## Text
/---

As remote workers, many of us are freelancers or sole proprietors that work for a number of different clients. Yes, we have the freedom to work where and when we want. But we are also in an very vulnerable position when our invoices are paid late – or not at all. Going after the money can be a time consuming and expensive process… sometimes not worth the effort depending on the amount of the invoice. So what can we do?
Tips for getting paid by your clients
- PUT CONTRACTS IN WRITING. Make expectations, payment terms and deadlines clear.
- DON’T WAIT TO INVOICE. Don’t wait until the end of the project to send your invoice. Invoice for small chunks of work or short milestones along the way. That way payments won’t become too late, and you’ll know sooner rather than later that you have a deadbeat client.
- SET A FINANCE DAY. Personally, I dislike doing finance stuff. So I set up a checklist for myself and I run through it every Monday (I call it “Money Monday“). Going through my checklist every week keeps me from getting behind on anything important for my business.
- PRE-BILL. Some people pre-bill their clients and make them pay before the work is completed.
- USE AN INDEPENDENT ESCROW SERVICE. These are services that collect the money from the client and release it to the contractor when both agree the job has been completed. Upwork is one of the more popular services that people use for this (and one of my personal favorite apps).
- SEND A CERTIFIED LETTER. Sending the invoice via certified letter prevents clients from saying that they didn’t receive the invoice.

\---

## Prompt
Answer these questions from the tips above on getting paid by clients:
(a) What name does the writer give to the weekly finance checklist day?
(b) Which service is named as a popular independent escrow option?
(c) What does sending an invoice by certified letter keep clients from claiming?

## Data shown
/---

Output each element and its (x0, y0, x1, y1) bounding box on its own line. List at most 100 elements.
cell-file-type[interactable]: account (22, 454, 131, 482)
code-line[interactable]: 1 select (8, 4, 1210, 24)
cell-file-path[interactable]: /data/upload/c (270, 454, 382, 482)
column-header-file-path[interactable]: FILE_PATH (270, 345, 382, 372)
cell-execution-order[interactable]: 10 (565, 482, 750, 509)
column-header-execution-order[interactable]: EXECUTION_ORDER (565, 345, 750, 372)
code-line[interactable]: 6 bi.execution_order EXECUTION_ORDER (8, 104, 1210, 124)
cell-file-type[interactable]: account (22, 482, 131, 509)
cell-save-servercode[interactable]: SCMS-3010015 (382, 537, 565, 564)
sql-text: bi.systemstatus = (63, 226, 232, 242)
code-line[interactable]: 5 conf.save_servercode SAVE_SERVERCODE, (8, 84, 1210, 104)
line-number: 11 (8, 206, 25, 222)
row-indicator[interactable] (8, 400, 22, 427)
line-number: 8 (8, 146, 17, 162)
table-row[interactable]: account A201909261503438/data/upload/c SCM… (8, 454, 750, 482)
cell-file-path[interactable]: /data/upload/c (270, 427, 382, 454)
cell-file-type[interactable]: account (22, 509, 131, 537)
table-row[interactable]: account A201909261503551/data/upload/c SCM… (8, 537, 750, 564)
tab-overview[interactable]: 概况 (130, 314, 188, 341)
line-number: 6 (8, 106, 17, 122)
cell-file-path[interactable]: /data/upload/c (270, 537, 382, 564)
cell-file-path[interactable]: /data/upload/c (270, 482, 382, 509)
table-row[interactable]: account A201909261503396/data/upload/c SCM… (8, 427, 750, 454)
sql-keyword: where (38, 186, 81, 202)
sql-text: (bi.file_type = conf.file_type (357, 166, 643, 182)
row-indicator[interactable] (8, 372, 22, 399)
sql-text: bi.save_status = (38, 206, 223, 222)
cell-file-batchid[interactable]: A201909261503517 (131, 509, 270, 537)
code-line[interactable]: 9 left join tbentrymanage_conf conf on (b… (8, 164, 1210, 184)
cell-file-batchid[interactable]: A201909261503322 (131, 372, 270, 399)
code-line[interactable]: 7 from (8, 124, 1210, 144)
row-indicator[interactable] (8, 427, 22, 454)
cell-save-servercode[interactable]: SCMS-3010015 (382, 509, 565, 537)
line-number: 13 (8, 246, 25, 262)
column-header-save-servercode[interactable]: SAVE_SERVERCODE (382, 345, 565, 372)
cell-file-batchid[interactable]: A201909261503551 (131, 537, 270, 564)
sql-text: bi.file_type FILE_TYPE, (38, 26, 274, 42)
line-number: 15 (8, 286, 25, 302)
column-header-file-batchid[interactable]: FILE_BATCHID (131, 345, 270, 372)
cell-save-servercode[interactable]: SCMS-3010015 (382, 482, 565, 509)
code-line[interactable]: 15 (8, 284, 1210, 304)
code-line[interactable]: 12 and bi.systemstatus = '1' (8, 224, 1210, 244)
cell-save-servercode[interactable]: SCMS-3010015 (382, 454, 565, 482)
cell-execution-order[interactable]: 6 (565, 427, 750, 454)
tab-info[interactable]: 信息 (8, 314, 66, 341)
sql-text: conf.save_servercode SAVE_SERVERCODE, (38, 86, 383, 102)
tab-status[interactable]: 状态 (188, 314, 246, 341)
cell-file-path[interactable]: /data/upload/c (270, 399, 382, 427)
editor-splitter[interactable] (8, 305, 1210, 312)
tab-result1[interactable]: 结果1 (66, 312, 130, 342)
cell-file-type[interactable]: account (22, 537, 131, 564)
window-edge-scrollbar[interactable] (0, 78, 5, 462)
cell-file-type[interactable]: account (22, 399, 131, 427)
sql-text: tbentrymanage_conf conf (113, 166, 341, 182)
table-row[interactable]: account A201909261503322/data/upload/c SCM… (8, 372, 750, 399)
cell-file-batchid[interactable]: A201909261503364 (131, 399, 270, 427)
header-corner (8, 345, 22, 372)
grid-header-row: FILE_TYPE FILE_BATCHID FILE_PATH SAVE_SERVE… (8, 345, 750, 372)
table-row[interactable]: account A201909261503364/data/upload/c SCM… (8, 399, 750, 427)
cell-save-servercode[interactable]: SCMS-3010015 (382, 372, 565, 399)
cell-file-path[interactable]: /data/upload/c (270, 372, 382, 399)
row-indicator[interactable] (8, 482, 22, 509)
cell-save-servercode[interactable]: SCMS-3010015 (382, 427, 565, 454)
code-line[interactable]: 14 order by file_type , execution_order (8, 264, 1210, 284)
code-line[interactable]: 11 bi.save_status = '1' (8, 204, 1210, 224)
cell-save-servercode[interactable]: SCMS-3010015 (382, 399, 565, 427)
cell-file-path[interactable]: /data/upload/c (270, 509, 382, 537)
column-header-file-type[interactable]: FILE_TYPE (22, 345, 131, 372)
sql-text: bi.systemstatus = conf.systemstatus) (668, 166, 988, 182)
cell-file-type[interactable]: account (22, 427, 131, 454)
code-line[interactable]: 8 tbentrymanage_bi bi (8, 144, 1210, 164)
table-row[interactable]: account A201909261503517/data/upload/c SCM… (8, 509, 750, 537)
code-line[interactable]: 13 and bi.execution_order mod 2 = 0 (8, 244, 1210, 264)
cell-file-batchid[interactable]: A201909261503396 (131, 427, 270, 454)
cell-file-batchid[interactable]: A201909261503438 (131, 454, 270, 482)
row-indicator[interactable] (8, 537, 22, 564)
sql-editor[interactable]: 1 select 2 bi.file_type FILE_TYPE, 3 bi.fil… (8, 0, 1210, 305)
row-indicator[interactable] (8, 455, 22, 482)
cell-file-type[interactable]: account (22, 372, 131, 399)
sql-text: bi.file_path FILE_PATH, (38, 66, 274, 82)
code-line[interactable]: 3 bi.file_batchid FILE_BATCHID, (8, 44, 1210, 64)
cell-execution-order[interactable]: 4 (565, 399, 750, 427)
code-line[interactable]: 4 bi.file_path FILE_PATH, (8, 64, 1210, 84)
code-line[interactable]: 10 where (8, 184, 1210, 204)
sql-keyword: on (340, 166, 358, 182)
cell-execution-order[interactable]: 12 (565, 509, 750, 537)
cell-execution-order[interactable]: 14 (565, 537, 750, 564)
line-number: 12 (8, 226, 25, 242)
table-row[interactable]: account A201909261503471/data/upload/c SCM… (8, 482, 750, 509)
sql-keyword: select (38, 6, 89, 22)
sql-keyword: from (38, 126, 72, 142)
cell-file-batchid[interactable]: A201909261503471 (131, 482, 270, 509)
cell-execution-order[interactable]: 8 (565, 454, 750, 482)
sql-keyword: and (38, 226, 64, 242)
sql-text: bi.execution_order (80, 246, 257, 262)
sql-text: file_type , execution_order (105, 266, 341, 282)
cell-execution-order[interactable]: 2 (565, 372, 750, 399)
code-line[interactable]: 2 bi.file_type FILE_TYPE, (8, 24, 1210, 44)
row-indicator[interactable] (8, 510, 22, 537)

\---

## Written reply
(a) "Money Monday"
(b) Upwork
(c) That they didn't receive the invoice.